> **REQUIRED TASK**:
Gather up the lines with the word "image" in them.

> **SUPPLIED RECORDS**:
* Begin *
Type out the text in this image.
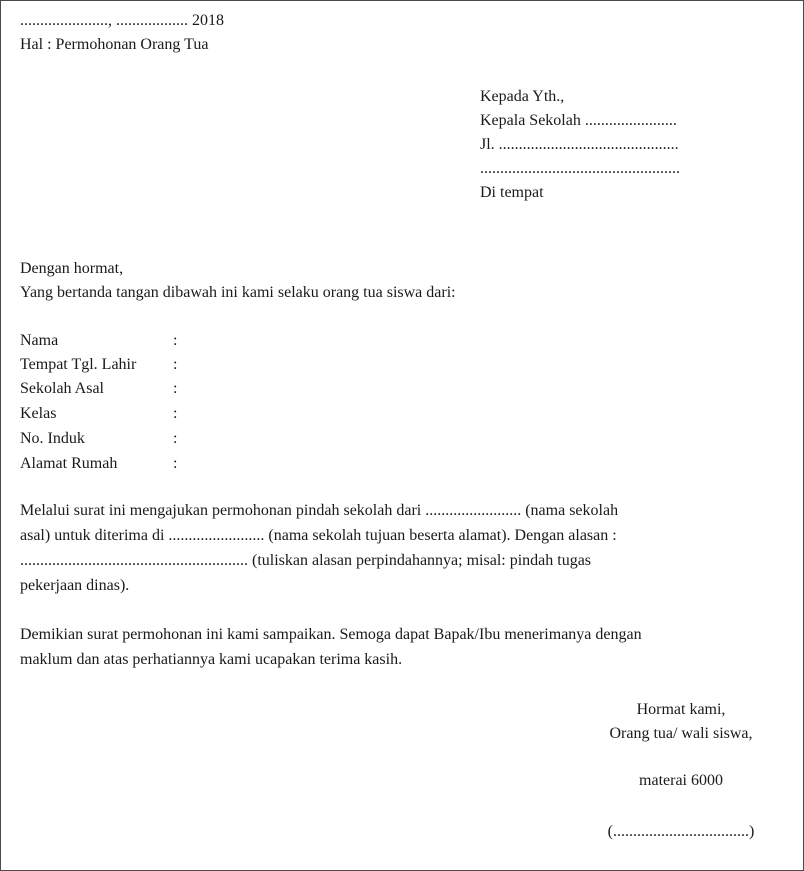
......................, .................. 2018
Hal : Permohonan Orang Tua
Kepada Yth.,
Kepala Sekolah .......................
Jl. .............................................
..................................................
Di tempat
Dengan hormat,
Yang bertanda tangan dibawah ini kami selaku orang tua siswa dari:
Nama	:
Tempat Tgl. Lahir :
Sekolah Asal	:
Kelas	:
No. Induk	:
Alamat Rumah	:
Melalui surat ini mengajukan permohonan pindah sekolah dari ........................ (nama sekolah
asal) untuk diterima di ........................ (nama sekolah tujuan beserta alamat). Dengan alasan :
......................................................... (tuliskan alasan perpindahannya; misal: pindah tugas
pekerjaan dinas).
Demikian surat permohonan ini kami sampaikan. Semoga dapat Bapak/Ibu menerimanya dengan
maklum dan atas perhatiannya kami ucapakan terima kasih.
Hormat kami,
Orang tua/ wali siswa,
materai 6000
(..................................)
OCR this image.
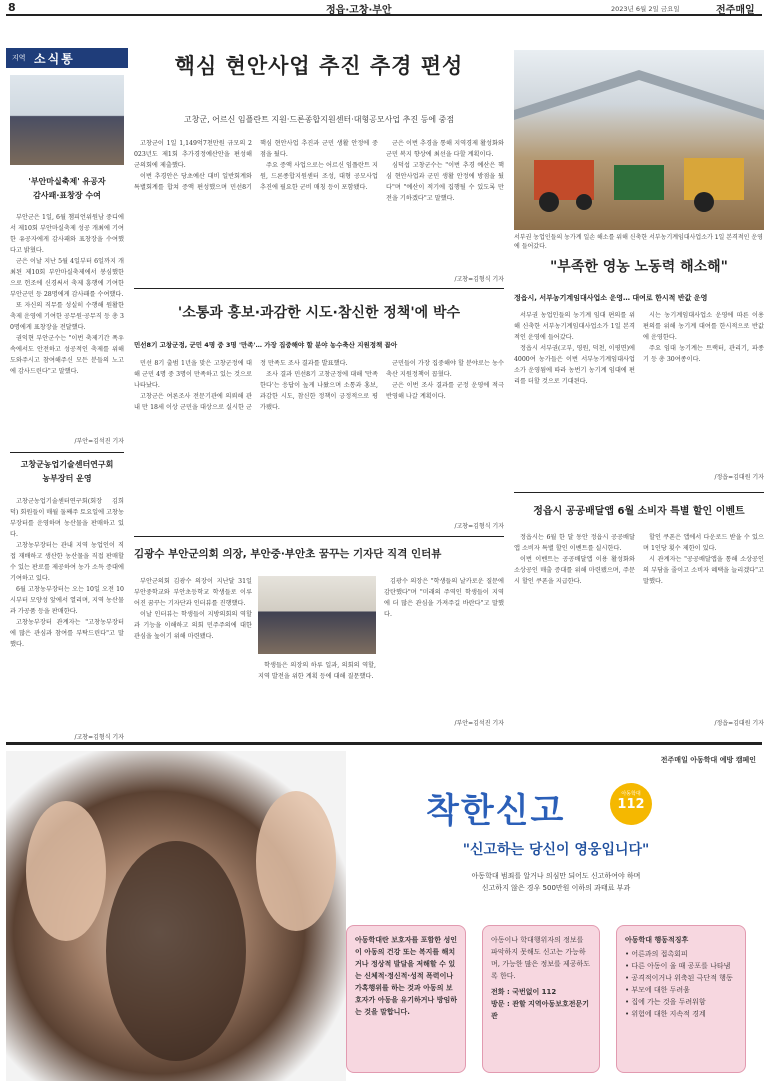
8	정읍·고창·부안	2023년 6월 2일 금요일	전주매일
지역 소식통
'부안마실축제' 유공자
감사패·표창장 수여

부안군은 1일, 6월 챔피언위원남 중디에서 제10회 부안마실축제 성공 개최에 기여한 유공자에게 감사패와 표창장을 수여했다고 밝혔다.

군은 이날 지난 5월 4일부터 6일까지 개최된 제10회 부안마실축제에서 봉심했한으로 헌조에 신경써서 축제 흥행에 기여한 부안군민 등 28명에게 감사패를 수여했다.

또 자신의 직무를 성실히 수행해 원활한 축제 운영에 기여한 공무원·공무직 등 총 30명에게 표창장을 전달했다.

권익현 부안군수는 "이번 축제기간 폭우 속에서도 안전하고 성공적인 축제를 위해 도와주시고 참여해주신 모든 분들의 노고에 감사드린다"고 말했다.

/부안=김석진 기자
고창군농업기술센터연구회
농부장터 운영

고창군농업기술센터연구회(회장 김희덕) 회원들이 매월 둘째주 토요일에 고창농부장터를 운영하며 농산물을 판매하고 있다.

고창농부장터는 관내 지역 농업인이 직접 재배하고 생산한 농산물을 직접 판매할 수 있는 판로를 제공하여 농가 소득 증대에 기여하고 있다.

6월 고창농부장터는 오는 10일 오전 10시부터 모양성 앞에서 열리며, 지역 농산물과 가공품 등을 판매한다.

고창농부장터 관계자는 "고창농부장터에 많은 관심과 참여를 부탁드린다"고 말했다.

/고창=김형식 기자
핵심 현안사업 추진 추경 편성
고창군, 어르신 임플란트 지원·드론종합지원센터·대형공모사업 추진 등에 중점

고창군이 1일 1,149억7천만원 규모의 2023년도 제1회 추가경정예산안을 편성해 군의회에 제출했다.

이번 추경안은 당초예산 대비 일반회계와 특별회계를 합쳐 증액 편성했으며 민선8기 핵심 현안사업 추진과 군민 생활 안정에 중점을 뒀다.

주요 증액 사업으로는 어르신 임플란트 지원, 드론종합지원센터 조성, 대형 공모사업 추진에 필요한 군비 매칭 등이 포함됐다.

군은 이번 추경을 통해 지역경제 활성화와 군민 복지 향상에 최선을 다할 계획이다.

심덕섭 고창군수는 "이번 추경 예산은 핵심 현안사업과 군민 생활 안정에 방점을 뒀다"며 "예산이 적기에 집행될 수 있도록 만전을 기하겠다"고 말했다.

/고창=김형식 기자
서부권 농업인들의 농가계 일손 해소를 위해 신축한 서부농기계임대사업소가 1일 본격적인 운영에 들어갔다.
"부족한 영농 노동력 해소해"
정읍시, 서부농기계임대사업소 운영… 대여로 한시적 반값 운영

서부권 농업인들의 농기계 임대 편의를 위해 신축한 서부농기계임대사업소가 1일 본격적인 운영에 들어갔다.

정읍시 서부권(고부, 영원, 덕천, 이평면)에 4000여 농가들은 이번 서부농기계임대사업소가 운영됨에 따라 농번기 농기계 임대에 편리를 더할 것으로 기대된다.

시는 농기계임대사업소 운영에 따른 이용 편의를 위해 농기계 대여를 한시적으로 반값에 운영한다.

주요 임대 농기계는 트랙터, 관리기, 파종기 등 총 30여종이다.

/정읍=김대원 기자
'소통과 홍보·과감한 시도·참신한 정책'에 박수
민선8기 고창군정, 군민 4명 중 3명 '만족'… 가장 집중해야 할 분야 농수축산 지원정책 꼽아

민선 8기 출범 1년을 맞은 고창군정에 대해 군민 4명 중 3명이 만족하고 있는 것으로 나타났다.

고창군은 여론조사 전문기관에 의뢰해 관내 만 18세 이상 군민을 대상으로 실시한 군정 만족도 조사 결과를 발표했다.

조사 결과 민선8기 고창군정에 대해 '만족한다'는 응답이 높게 나왔으며 소통과 홍보, 과감한 시도, 참신한 정책이 긍정적으로 평가됐다.

군민들이 가장 집중해야 할 분야로는 농수축산 지원정책이 꼽혔다.

군은 이번 조사 결과를 군정 운영에 적극 반영해 나갈 계획이다.

/고창=김형식 기자
김광수 부안군의회 의장, 부안중·부안초 꿈꾸는 기자단 직격 인터뷰

부안군의회 김광수 의장이 지난달 31일 부안중학교와 부안초등학교 학생들로 이루어진 꿈꾸는 기자단과 인터뷰를 진행했다.

이날 인터뷰는 학생들이 지방의회의 역할과 기능을 이해하고 의회 민주주의에 대한 관심을 높이기 위해 마련됐다.

학생들은 의장의 하루 일과, 의회의 역할, 지역 발전을 위한 계획 등에 대해 질문했다.

김광수 의장은 "학생들의 날카로운 질문에 감탄했다"며 "미래의 주역인 학생들이 지역에 더 많은 관심을 가져주길 바란다"고 말했다.

/부안=김석진 기자
정읍시 공공배달앱 6월 소비자 특별 할인 이벤트

정읍시는 6월 한 달 동안 정읍시 공공배달앱 소비자 특별 할인 이벤트를 실시한다.

이번 이벤트는 공공배달앱 이용 활성화와 소상공인 매출 증대를 위해 마련됐으며, 주문 시 할인 쿠폰을 지급한다.

할인 쿠폰은 앱에서 다운로드 받을 수 있으며 1인당 횟수 제한이 있다.

시 관계자는 "공공배달앱을 통해 소상공인의 부담을 줄이고 소비자 혜택을 늘리겠다"고 말했다.

/정읍=김대원 기자
전주매일 아동학대 예방 캠페인
착한신고	아동학대
112
"신고하는 당신이 영웅입니다"
아동학대 범죄를 알거나 의심만 되어도 신고하여야 하며
신고하지 않은 경우 500만원 이하의 과태료 부과
아동학대란 보호자를 포함한 성인이 아동의 건강 또는 복지를 해치거나 정상적 발달을 저해할 수 있는 신체적·정신적·성적 폭력이나 가혹행위를 하는 것과 아동의 보호자가 아동을 유기하거나 방임하는 것을 말합니다.
아동이나 학대행위자의 정보를 파악하지 못해도 신고는 가능하며, 가능한 많은 정보를 제공하도록 한다.
전화 : 국번없이 112
방문 : 관할 지역아동보호전문기관
아동학대 행동적징후
• 어른과의 접촉회피
• 다른 아동이 울 때 공포를 나타냄
• 공격적이거나 위축된 극단적 행동
• 부모에 대한 두려움
• 집에 가는 것을 두려워함
• 위험에 대한 지속적 경계
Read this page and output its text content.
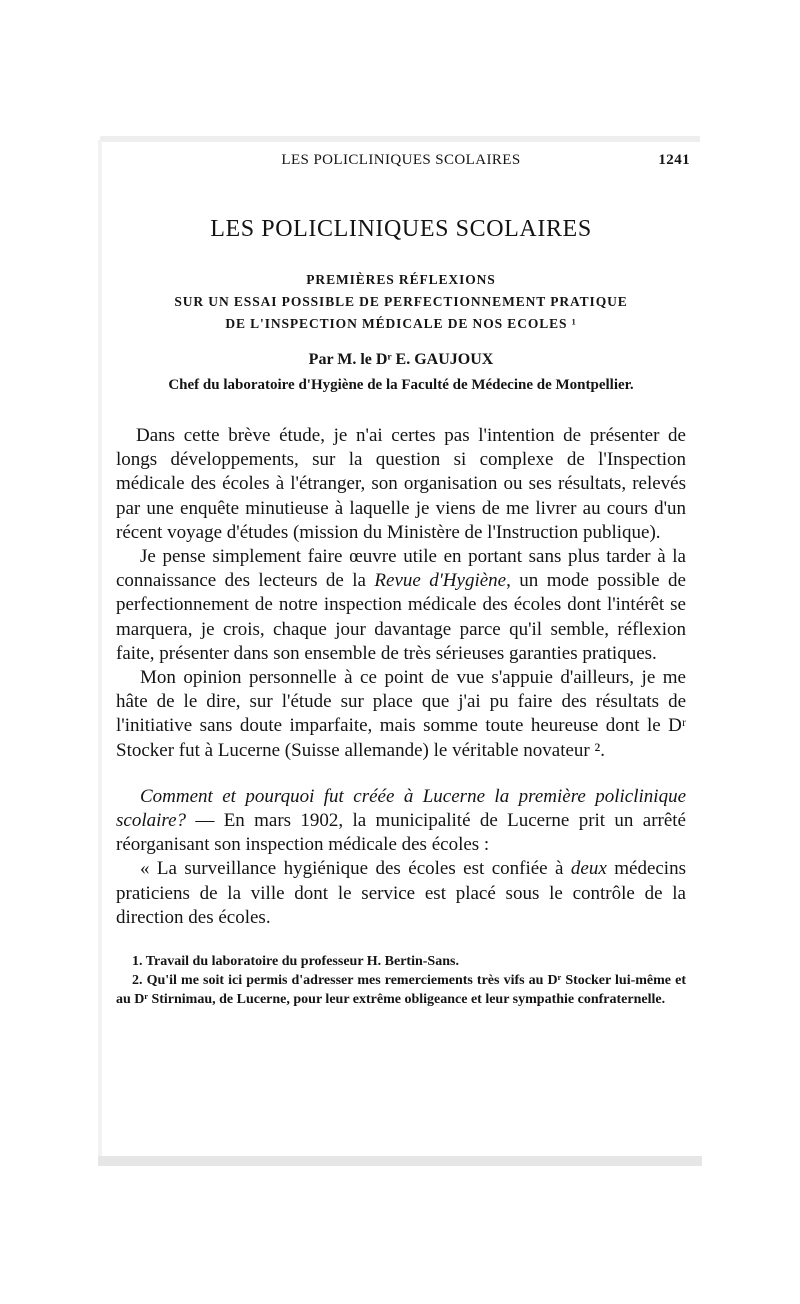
LES POLICLINIQUES SCOLAIRES	1241
LES POLICLINIQUES SCOLAIRES
PREMIÈRES RÉFLEXIONS
SUR UN ESSAI POSSIBLE DE PERFECTIONNEMENT PRATIQUE
DE L'INSPECTION MÉDICALE DE NOS ECOLES ¹
Par M. le Dʳ E. GAUJOUX
Chef du laboratoire d'Hygiène de la Faculté de Médecine de Montpellier.

Dans cette brève étude, je n'ai certes pas l'intention de présenter de longs développements, sur la question si complexe de l'Inspection médicale des écoles à l'étranger, son organisation ou ses résultats, relevés par une enquête minutieuse à laquelle je viens de me livrer au cours d'un récent voyage d'études (mission du Ministère de l'Instruction publique).

Je pense simplement faire œuvre utile en portant sans plus tarder à la connaissance des lecteurs de la Revue d'Hygiène, un mode possible de perfectionnement de notre inspection médicale des écoles dont l'intérêt se marquera, je crois, chaque jour davantage parce qu'il semble, réflexion faite, présenter dans son ensemble de très sérieuses garanties pratiques.

Mon opinion personnelle à ce point de vue s'appuie d'ailleurs, je me hâte de le dire, sur l'étude sur place que j'ai pu faire des résultats de l'initiative sans doute imparfaite, mais somme toute heureuse dont le Dʳ Stocker fut à Lucerne (Suisse allemande) le véritable novateur ².

Comment et pourquoi fut créée à Lucerne la première policlinique scolaire? — En mars 1902, la municipalité de Lucerne prit un arrêté réorganisant son inspection médicale des écoles :

« La surveillance hygiénique des écoles est confiée à deux médecins praticiens de la ville dont le service est placé sous le contrôle de la direction des écoles.

1. Travail du laboratoire du professeur H. Bertin-Sans.

2. Qu'il me soit ici permis d'adresser mes remerciements très vifs au Dʳ Stocker lui-même et au Dʳ Stirnimau, de Lucerne, pour leur extrême obligeance et leur sympathie confraternelle.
* End *
> **CORRECT OUTPUT**:
Type out the text in this image.
OCR this image.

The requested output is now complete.